**Solicitud 1:** Traduce al inglés esta oración de la selección: "El evento empezó a las 10 de la mañana, cuando llegó Yáñez."
**Solicitud 2:** Vuelve a escribir sin cambios un fragmento de la selección: arranca en las palabras que contienen "En frente formaron" y termina después de "cuando llegó Yáñez.".
**Solicitud 3:**
Responde según la selección:
(a) ¿A qué hora estaba programada la visita del alcalde a Aguaclara?
(b) ¿Dónde fue la cita del alcalde esa mañana?
(c) ¿Cuántos años tiene Luis Rivero?

**Selección:**
↓↓↓

La visita de Jairo Yáñez, alcalde de Cúcuta, al corregimiento de Aguaclara estaba programada para las 8 de la mañana el 7 de julio. Una hora antes, empezaron a llegar líderes de juntas de acción comunal de esa zona rural. Venían desde veredas cercanas, entre 15 minutos a una hora de distancia en moto.  

Aguaclara es el más antiguo y central de los diez corregimientos que componen la zona rural de Cúcuta. No es el más grande pero sí el más estratégico. Está a 15 minutos de la frontera, es una ruta alterna para llegar al Catatumbo y está a menos de una hora en carro del casco urbano de la capital nortesantandereana. 

Esa mañana, la cita del alcalde fue en el patio salón del colegio. El párroco de Aguaclara encargó una limpieza a la entrada el día anterior pero el rastro de maleza y hojas secas descubría el abandono. Los líderes que organizaron el encuentro colgaron cortinas y emularon un telón. Encima colocaron banderas de Colombia y de la región. En el centro, una cartelera que decía “Bienvenido señor Alcalde al corregimiento especial de Aguaclara”.

En frente formaron una mesa redonda con pupitres. A un lado se sentaron los líderes y al otro casi todos los secretarios del gabinete municipal. En medio, los zancudos y el calor propios de la zona. El evento empezó a las 10 de la mañana, cuando llegó Yáñez. 

A pesar de su cercanía, como muchas zonas rurales del país, está desconectado de la ciudad. “Casi que no llegamos. Es más fácil llegar a Bogotá que acá”, comentó Yáñez mientras saludaba de puño a los asistentes. Según varios líderes, al menos hace cinco años no venía un alcalde con todo su gabinete a una mesa de trabajo. 

Entre los habitantes que asistieron está Luis Rivero, un joven de 20 años. Se graduó el año pasado de bachiller del colegio donde ocurría el evento. Fue para ayudar al párroco a cuadrar el sonido y algunas cosas de logística. “Yo le colaboro así en cositas al padre y él me reconoce algo”, dice Luis.

↑↑↑

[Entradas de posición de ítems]
↓↓↓

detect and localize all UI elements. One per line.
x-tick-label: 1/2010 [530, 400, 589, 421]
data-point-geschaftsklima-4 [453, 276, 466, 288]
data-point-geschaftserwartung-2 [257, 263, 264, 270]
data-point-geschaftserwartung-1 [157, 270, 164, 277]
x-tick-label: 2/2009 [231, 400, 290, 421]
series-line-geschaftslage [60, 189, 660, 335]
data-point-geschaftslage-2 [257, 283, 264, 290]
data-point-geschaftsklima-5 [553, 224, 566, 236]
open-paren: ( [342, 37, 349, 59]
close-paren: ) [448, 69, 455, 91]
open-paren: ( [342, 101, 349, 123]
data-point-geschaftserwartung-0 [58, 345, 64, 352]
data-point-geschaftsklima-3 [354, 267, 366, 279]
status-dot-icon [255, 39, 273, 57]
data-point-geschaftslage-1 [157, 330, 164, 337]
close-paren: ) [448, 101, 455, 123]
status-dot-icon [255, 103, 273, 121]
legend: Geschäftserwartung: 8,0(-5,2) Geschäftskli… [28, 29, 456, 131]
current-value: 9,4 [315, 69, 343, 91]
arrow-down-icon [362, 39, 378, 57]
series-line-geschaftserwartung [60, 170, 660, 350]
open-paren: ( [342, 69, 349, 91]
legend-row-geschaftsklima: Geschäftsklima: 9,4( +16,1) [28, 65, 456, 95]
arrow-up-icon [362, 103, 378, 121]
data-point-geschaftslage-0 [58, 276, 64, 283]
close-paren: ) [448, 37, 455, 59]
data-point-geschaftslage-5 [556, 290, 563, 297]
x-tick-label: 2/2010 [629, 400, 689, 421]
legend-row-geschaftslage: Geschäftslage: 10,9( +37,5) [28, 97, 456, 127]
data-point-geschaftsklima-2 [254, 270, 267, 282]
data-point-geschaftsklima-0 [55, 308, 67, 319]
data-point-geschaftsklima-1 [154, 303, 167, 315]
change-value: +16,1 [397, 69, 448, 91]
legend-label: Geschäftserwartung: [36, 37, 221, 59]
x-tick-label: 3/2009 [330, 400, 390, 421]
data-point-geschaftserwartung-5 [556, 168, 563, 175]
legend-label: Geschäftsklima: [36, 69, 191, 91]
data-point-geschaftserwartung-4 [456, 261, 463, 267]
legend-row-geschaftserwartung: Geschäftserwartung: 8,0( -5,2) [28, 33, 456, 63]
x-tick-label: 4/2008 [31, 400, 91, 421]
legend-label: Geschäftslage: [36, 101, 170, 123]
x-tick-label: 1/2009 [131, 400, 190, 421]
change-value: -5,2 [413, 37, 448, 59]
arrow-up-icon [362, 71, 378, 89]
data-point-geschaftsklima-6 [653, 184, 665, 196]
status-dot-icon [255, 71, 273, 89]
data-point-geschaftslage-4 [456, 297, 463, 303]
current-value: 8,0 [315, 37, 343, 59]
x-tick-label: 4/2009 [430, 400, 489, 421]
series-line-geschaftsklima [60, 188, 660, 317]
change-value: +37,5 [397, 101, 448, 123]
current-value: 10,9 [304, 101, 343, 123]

↑↑↑

**Respuesta escrita 1:** The event began at 10 in the morning, when Yáñez arrived.

**Respuesta escrita 2:**
En frente formaron una mesa redonda con pupitres. A un lado se sentaron los líderes y al otro casi todos los secretarios del gabinete municipal. En medio, los zancudos y el calor propios de la zona. El evento empezó a las 10 de la mañana, cuando llegó Yáñez.

**Respuesta escrita 3:**
(a) A las 8 de la mañana.
(b) En el patio salón del colegio.
(c) 20 años.